_Records for this exercise:_
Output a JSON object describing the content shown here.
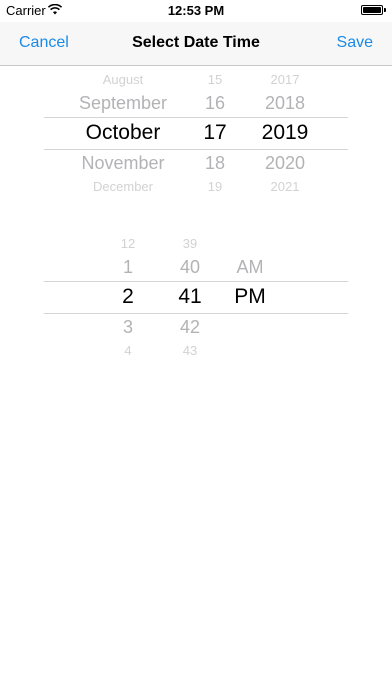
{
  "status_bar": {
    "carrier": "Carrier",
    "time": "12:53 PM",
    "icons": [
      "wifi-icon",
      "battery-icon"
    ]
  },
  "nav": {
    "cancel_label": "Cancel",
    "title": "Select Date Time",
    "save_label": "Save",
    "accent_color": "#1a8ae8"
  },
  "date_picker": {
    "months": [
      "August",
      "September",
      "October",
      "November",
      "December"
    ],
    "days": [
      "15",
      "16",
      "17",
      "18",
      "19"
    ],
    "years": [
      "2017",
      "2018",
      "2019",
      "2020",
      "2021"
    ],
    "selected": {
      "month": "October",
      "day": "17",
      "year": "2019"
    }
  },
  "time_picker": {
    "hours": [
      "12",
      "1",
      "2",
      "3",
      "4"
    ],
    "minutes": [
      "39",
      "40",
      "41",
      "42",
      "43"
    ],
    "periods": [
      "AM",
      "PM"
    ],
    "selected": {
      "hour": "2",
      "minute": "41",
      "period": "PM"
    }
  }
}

* * *

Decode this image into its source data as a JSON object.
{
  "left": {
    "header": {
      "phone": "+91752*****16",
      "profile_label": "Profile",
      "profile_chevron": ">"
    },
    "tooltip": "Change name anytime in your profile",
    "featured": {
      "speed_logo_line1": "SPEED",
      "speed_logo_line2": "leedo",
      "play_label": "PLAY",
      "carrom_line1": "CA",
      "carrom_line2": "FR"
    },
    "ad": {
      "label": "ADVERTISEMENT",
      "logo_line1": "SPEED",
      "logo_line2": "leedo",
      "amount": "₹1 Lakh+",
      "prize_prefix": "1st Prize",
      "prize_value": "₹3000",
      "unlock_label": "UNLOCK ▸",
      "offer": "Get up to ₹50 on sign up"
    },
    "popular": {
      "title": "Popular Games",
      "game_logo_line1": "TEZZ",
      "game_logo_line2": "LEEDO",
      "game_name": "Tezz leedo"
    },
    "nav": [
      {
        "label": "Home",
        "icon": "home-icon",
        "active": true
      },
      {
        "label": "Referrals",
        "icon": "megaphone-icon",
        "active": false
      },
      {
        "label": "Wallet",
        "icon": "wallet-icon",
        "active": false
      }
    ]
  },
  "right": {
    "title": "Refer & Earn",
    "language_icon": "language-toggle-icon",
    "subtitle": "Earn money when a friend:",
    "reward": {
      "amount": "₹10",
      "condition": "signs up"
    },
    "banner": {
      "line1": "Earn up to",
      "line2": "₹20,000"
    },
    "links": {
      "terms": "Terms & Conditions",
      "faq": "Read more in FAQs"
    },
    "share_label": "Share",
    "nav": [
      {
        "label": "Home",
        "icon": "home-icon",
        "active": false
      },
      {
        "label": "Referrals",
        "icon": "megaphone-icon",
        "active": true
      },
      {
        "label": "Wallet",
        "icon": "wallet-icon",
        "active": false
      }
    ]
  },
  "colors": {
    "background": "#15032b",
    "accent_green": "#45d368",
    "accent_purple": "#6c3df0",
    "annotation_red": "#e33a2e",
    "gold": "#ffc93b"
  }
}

* * *

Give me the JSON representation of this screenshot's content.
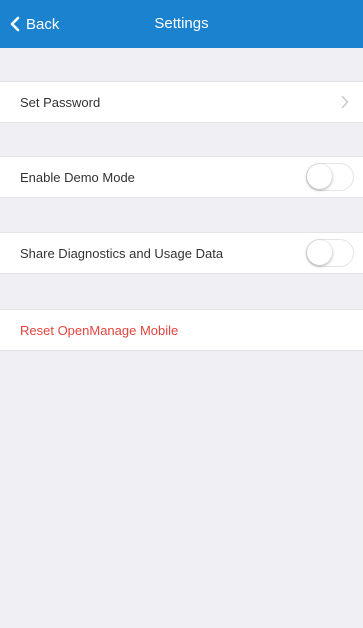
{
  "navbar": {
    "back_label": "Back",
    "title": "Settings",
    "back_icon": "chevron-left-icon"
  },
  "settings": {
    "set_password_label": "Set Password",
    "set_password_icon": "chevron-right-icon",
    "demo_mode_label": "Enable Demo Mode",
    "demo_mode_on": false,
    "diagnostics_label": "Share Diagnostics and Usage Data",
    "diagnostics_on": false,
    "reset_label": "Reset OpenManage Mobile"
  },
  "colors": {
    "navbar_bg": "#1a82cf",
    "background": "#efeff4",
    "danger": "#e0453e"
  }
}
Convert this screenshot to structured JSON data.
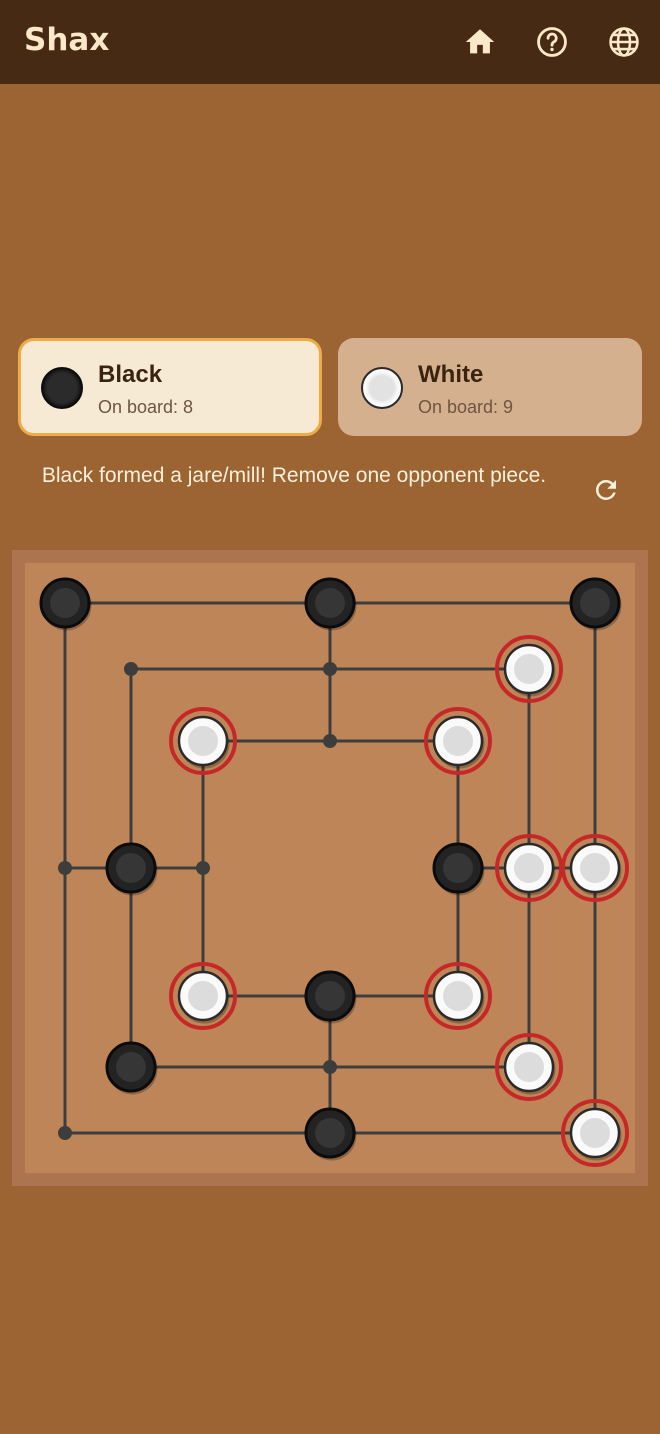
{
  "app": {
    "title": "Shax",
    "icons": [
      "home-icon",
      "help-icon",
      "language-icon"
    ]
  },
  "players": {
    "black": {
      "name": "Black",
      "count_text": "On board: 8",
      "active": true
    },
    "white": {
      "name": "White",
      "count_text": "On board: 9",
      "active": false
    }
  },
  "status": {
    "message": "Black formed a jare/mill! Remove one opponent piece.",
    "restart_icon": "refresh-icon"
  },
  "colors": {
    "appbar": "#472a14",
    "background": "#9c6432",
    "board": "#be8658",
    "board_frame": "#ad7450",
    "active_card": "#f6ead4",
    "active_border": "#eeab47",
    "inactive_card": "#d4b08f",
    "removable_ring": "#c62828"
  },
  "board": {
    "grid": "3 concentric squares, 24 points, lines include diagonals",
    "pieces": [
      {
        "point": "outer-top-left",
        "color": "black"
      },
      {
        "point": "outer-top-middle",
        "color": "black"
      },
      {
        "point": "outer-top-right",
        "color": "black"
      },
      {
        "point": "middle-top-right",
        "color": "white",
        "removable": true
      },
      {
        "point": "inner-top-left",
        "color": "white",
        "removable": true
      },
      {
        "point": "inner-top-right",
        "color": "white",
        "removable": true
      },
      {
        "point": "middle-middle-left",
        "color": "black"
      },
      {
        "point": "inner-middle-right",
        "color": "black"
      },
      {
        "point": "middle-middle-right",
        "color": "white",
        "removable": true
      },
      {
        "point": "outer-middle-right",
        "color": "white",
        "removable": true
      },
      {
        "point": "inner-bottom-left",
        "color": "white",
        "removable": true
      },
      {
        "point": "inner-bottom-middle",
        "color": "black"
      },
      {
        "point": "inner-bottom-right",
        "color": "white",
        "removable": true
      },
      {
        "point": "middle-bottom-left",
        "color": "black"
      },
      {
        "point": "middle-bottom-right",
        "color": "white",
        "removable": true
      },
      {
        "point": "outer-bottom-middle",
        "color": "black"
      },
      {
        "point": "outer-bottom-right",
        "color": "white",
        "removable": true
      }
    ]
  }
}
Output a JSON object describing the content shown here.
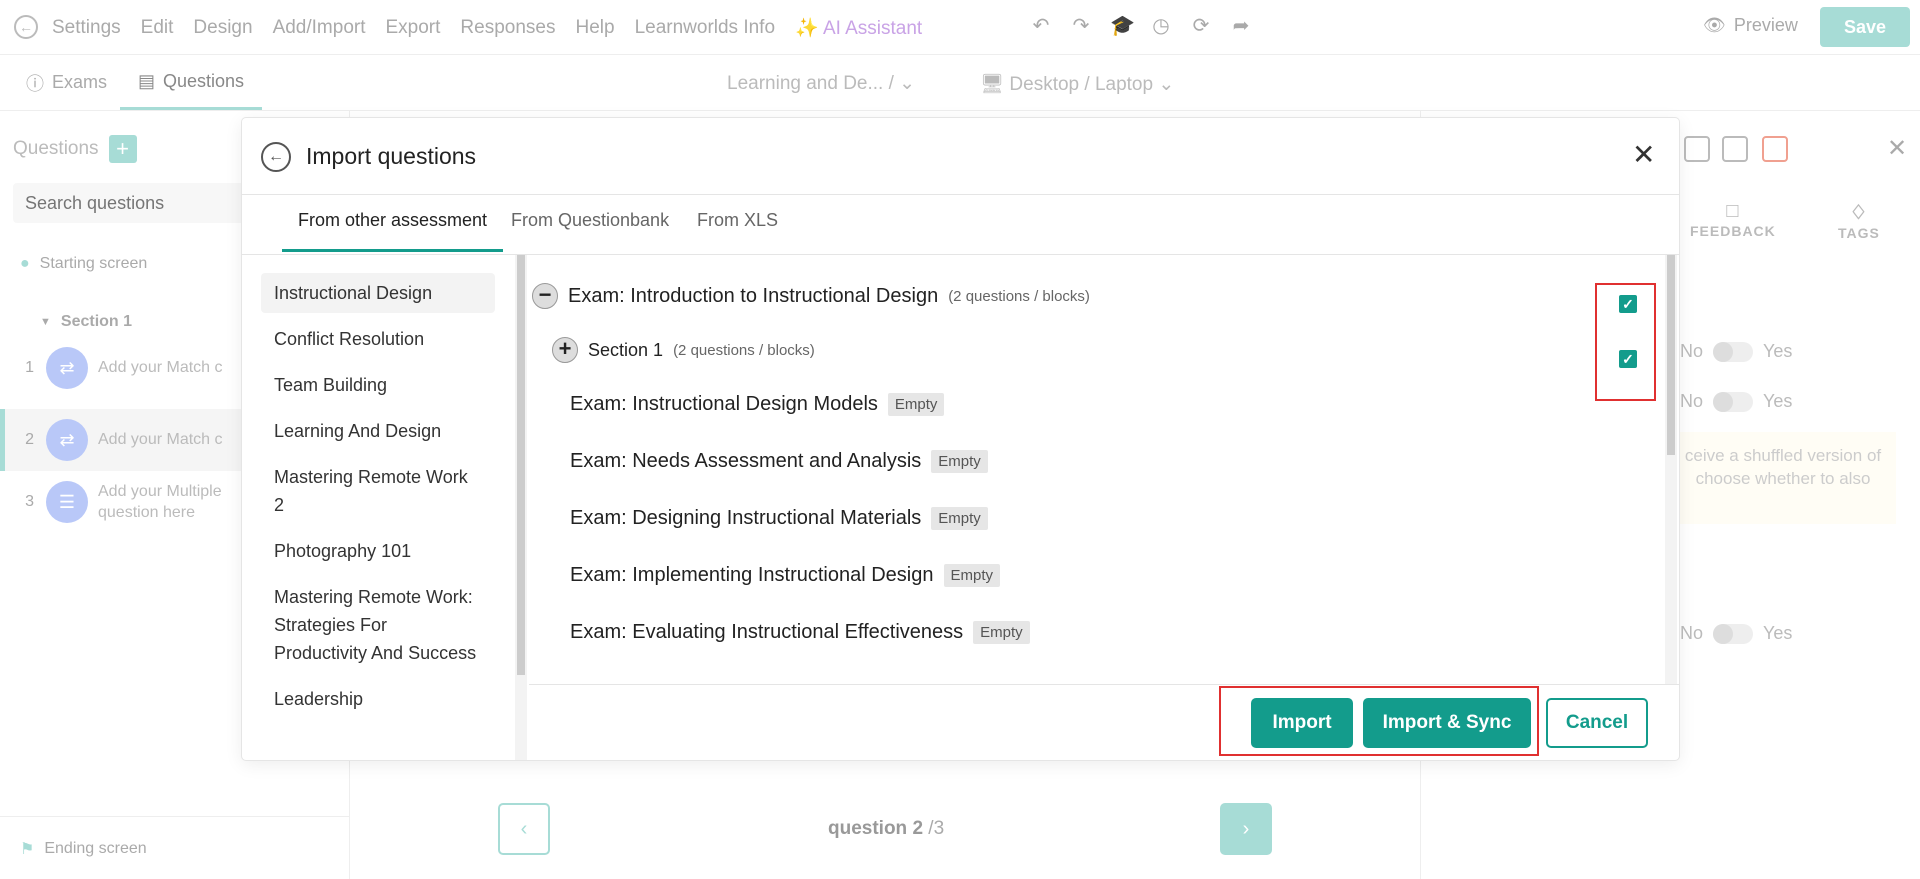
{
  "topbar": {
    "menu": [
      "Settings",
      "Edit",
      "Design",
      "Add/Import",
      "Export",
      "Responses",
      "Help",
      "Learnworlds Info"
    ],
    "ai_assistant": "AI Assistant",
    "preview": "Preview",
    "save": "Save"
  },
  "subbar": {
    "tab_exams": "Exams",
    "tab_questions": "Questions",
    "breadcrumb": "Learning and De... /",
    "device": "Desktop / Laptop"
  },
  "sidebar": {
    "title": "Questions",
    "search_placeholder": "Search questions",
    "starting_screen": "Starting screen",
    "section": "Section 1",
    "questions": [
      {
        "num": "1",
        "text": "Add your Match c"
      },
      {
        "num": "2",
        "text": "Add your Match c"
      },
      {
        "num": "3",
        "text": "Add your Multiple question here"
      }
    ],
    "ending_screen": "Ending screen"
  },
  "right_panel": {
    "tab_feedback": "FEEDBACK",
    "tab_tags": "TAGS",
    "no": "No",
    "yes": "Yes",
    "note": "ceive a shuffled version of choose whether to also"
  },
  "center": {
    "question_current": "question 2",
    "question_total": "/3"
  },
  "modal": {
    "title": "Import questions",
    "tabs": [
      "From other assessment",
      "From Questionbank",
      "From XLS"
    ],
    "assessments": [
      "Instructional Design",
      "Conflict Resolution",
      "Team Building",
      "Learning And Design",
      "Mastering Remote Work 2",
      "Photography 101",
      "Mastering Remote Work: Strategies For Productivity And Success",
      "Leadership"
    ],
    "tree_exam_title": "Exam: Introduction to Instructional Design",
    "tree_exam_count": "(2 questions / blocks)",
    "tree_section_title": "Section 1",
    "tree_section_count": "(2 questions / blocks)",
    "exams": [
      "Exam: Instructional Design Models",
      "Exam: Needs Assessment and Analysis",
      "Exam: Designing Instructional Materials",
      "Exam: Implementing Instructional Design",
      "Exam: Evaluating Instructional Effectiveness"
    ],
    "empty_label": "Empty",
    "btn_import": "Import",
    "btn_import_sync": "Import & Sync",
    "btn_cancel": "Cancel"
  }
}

_Written request:_ Search the listing for the word "Work" and return each line that holds it.

_Result for this task:_
      "Mastering Remote Work 2",
      "Mastering Remote Work: Strategies For Productivity And Success",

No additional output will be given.